Dataset entries:
══════

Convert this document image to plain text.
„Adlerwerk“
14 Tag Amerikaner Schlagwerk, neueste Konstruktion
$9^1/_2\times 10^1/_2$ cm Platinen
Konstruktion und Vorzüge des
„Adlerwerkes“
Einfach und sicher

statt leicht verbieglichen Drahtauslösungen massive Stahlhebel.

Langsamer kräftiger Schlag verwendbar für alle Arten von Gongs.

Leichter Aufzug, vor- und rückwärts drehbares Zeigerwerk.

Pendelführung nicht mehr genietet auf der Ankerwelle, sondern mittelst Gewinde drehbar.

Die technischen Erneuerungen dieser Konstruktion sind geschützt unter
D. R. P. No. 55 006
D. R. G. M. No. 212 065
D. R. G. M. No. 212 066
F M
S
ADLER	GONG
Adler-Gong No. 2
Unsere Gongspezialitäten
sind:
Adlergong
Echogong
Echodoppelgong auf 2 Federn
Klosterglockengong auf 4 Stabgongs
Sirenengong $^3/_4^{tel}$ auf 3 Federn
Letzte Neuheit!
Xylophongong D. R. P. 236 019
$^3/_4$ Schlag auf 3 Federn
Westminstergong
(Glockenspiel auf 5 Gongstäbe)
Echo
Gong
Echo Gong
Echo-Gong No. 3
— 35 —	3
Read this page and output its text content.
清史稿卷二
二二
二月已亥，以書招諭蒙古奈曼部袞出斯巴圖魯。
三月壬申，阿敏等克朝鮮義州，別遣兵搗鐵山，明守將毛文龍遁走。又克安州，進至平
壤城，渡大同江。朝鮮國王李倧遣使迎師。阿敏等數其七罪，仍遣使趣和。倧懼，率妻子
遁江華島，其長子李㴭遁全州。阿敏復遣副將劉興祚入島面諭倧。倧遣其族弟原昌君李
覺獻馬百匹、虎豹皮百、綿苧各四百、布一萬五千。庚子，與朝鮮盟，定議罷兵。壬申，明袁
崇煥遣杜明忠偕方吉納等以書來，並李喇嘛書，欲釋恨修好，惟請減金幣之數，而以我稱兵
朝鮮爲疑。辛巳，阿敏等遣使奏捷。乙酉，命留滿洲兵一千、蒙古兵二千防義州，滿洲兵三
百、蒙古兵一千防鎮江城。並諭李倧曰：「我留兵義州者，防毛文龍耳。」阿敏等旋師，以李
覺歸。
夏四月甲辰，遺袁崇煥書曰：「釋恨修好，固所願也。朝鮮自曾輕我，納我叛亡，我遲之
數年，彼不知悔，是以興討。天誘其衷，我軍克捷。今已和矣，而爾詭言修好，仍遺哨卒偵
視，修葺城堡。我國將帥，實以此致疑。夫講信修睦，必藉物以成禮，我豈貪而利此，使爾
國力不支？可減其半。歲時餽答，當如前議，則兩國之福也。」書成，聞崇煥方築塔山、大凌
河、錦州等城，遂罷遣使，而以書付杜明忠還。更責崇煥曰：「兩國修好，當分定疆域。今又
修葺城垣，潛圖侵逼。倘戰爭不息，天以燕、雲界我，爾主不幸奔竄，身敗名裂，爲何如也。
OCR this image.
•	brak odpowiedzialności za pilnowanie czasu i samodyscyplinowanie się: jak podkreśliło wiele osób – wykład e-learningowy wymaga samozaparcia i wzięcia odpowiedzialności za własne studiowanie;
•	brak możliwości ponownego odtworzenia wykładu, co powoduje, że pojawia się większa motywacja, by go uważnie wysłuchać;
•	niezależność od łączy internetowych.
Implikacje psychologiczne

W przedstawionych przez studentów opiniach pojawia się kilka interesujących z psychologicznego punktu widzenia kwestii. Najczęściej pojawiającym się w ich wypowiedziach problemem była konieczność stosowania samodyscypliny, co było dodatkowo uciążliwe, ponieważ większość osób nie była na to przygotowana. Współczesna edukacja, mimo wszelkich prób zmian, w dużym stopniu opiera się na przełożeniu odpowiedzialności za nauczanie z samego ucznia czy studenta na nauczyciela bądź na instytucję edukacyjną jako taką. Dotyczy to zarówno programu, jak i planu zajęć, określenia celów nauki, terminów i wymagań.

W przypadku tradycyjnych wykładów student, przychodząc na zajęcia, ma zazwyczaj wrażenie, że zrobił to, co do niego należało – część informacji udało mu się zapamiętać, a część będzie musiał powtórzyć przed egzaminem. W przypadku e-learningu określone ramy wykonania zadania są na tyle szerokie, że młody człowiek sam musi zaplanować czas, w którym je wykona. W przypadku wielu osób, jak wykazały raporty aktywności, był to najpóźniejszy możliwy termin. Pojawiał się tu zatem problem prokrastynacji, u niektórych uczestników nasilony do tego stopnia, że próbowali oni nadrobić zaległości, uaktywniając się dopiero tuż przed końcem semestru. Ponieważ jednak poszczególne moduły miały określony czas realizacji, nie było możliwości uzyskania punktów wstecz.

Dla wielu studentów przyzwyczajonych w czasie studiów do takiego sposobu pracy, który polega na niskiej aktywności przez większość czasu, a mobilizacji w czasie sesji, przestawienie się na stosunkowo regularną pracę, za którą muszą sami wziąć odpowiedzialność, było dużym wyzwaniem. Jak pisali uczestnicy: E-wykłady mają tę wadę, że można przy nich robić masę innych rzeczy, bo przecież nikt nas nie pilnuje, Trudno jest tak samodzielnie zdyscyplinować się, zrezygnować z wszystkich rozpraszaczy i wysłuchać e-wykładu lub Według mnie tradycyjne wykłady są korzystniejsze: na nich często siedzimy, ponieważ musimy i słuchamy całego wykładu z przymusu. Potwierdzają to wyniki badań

══════

Return every record above exactly as it appears.

**Reply to the task:**
Convert this document image to plain text.
„Adlerwerk“
14 Tag Amerikaner Schlagwerk, neueste Konstruktion
$9^1/_2\times 10^1/_2$ cm Platinen
Konstruktion und Vorzüge des
„Adlerwerkes“
Einfach und sicher

statt leicht verbieglichen Drahtauslösungen massive Stahlhebel.

Langsamer kräftiger Schlag verwendbar für alle Arten von Gongs.

Leichter Aufzug, vor- und rückwärts drehbares Zeigerwerk.

Pendelführung nicht mehr genietet auf der Ankerwelle, sondern mittelst Gewinde drehbar.

Die technischen Erneuerungen dieser Konstruktion sind geschützt unter
D. R. P. No. 55 006
D. R. G. M. No. 212 065
D. R. G. M. No. 212 066
F M
S
ADLER	GONG
Adler-Gong No. 2
Unsere Gongspezialitäten
sind:
Adlergong
Echogong
Echodoppelgong auf 2 Federn
Klosterglockengong auf 4 Stabgongs
Sirenengong $^3/_4^{tel}$ auf 3 Federn
Letzte Neuheit!
Xylophongong D. R. P. 236 019
$^3/_4$ Schlag auf 3 Federn
Westminstergong
(Glockenspiel auf 5 Gongstäbe)
Echo
Gong
Echo Gong
Echo-Gong No. 3
— 35 —	3
Read this page and output its text content.
清史稿卷二
二二
二月已亥，以書招諭蒙古奈曼部袞出斯巴圖魯。
三月壬申，阿敏等克朝鮮義州，別遣兵搗鐵山，明守將毛文龍遁走。又克安州，進至平
壤城，渡大同江。朝鮮國王李倧遣使迎師。阿敏等數其七罪，仍遣使趣和。倧懼，率妻子
遁江華島，其長子李㴭遁全州。阿敏復遣副將劉興祚入島面諭倧。倧遣其族弟原昌君李
覺獻馬百匹、虎豹皮百、綿苧各四百、布一萬五千。庚子，與朝鮮盟，定議罷兵。壬申，明袁
崇煥遣杜明忠偕方吉納等以書來，並李喇嘛書，欲釋恨修好，惟請減金幣之數，而以我稱兵
朝鮮爲疑。辛巳，阿敏等遣使奏捷。乙酉，命留滿洲兵一千、蒙古兵二千防義州，滿洲兵三
百、蒙古兵一千防鎮江城。並諭李倧曰：「我留兵義州者，防毛文龍耳。」阿敏等旋師，以李
覺歸。
夏四月甲辰，遺袁崇煥書曰：「釋恨修好，固所願也。朝鮮自曾輕我，納我叛亡，我遲之
數年，彼不知悔，是以興討。天誘其衷，我軍克捷。今已和矣，而爾詭言修好，仍遺哨卒偵
視，修葺城堡。我國將帥，實以此致疑。夫講信修睦，必藉物以成禮，我豈貪而利此，使爾
國力不支？可減其半。歲時餽答，當如前議，則兩國之福也。」書成，聞崇煥方築塔山、大凌
河、錦州等城，遂罷遣使，而以書付杜明忠還。更責崇煥曰：「兩國修好，當分定疆域。今又
修葺城垣，潛圖侵逼。倘戰爭不息，天以燕、雲界我，爾主不幸奔竄，身敗名裂，爲何如也。
OCR this image.
•	brak odpowiedzialności za pilnowanie czasu i samodyscyplinowanie się: jak podkreśliło wiele osób – wykład e-learningowy wymaga samozaparcia i wzięcia odpowiedzialności za własne studiowanie;
•	brak możliwości ponownego odtworzenia wykładu, co powoduje, że pojawia się większa motywacja, by go uważnie wysłuchać;
•	niezależność od łączy internetowych.
Implikacje psychologiczne

W przedstawionych przez studentów opiniach pojawia się kilka interesujących z psychologicznego punktu widzenia kwestii. Najczęściej pojawiającym się w ich wypowiedziach problemem była konieczność stosowania samodyscypliny, co było dodatkowo uciążliwe, ponieważ większość osób nie była na to przygotowana. Współczesna edukacja, mimo wszelkich prób zmian, w dużym stopniu opiera się na przełożeniu odpowiedzialności za nauczanie z samego ucznia czy studenta na nauczyciela bądź na instytucję edukacyjną jako taką. Dotyczy to zarówno programu, jak i planu zajęć, określenia celów nauki, terminów i wymagań.

W przypadku tradycyjnych wykładów student, przychodząc na zajęcia, ma zazwyczaj wrażenie, że zrobił to, co do niego należało – część informacji udało mu się zapamiętać, a część będzie musiał powtórzyć przed egzaminem. W przypadku e-learningu określone ramy wykonania zadania są na tyle szerokie, że młody człowiek sam musi zaplanować czas, w którym je wykona. W przypadku wielu osób, jak wykazały raporty aktywności, był to najpóźniejszy możliwy termin. Pojawiał się tu zatem problem prokrastynacji, u niektórych uczestników nasilony do tego stopnia, że próbowali oni nadrobić zaległości, uaktywniając się dopiero tuż przed końcem semestru. Ponieważ jednak poszczególne moduły miały określony czas realizacji, nie było możliwości uzyskania punktów wstecz.

Dla wielu studentów przyzwyczajonych w czasie studiów do takiego sposobu pracy, który polega na niskiej aktywności przez większość czasu, a mobilizacji w czasie sesji, przestawienie się na stosunkowo regularną pracę, za którą muszą sami wziąć odpowiedzialność, było dużym wyzwaniem. Jak pisali uczestnicy: E-wykłady mają tę wadę, że można przy nich robić masę innych rzeczy, bo przecież nikt nas nie pilnuje, Trudno jest tak samodzielnie zdyscyplinować się, zrezygnować z wszystkich rozpraszaczy i wysłuchać e-wykładu lub Według mnie tradycyjne wykłady są korzystniejsze: na nich często siedzimy, ponieważ musimy i słuchamy całego wykładu z przymusu. Potwierdzają to wyniki badań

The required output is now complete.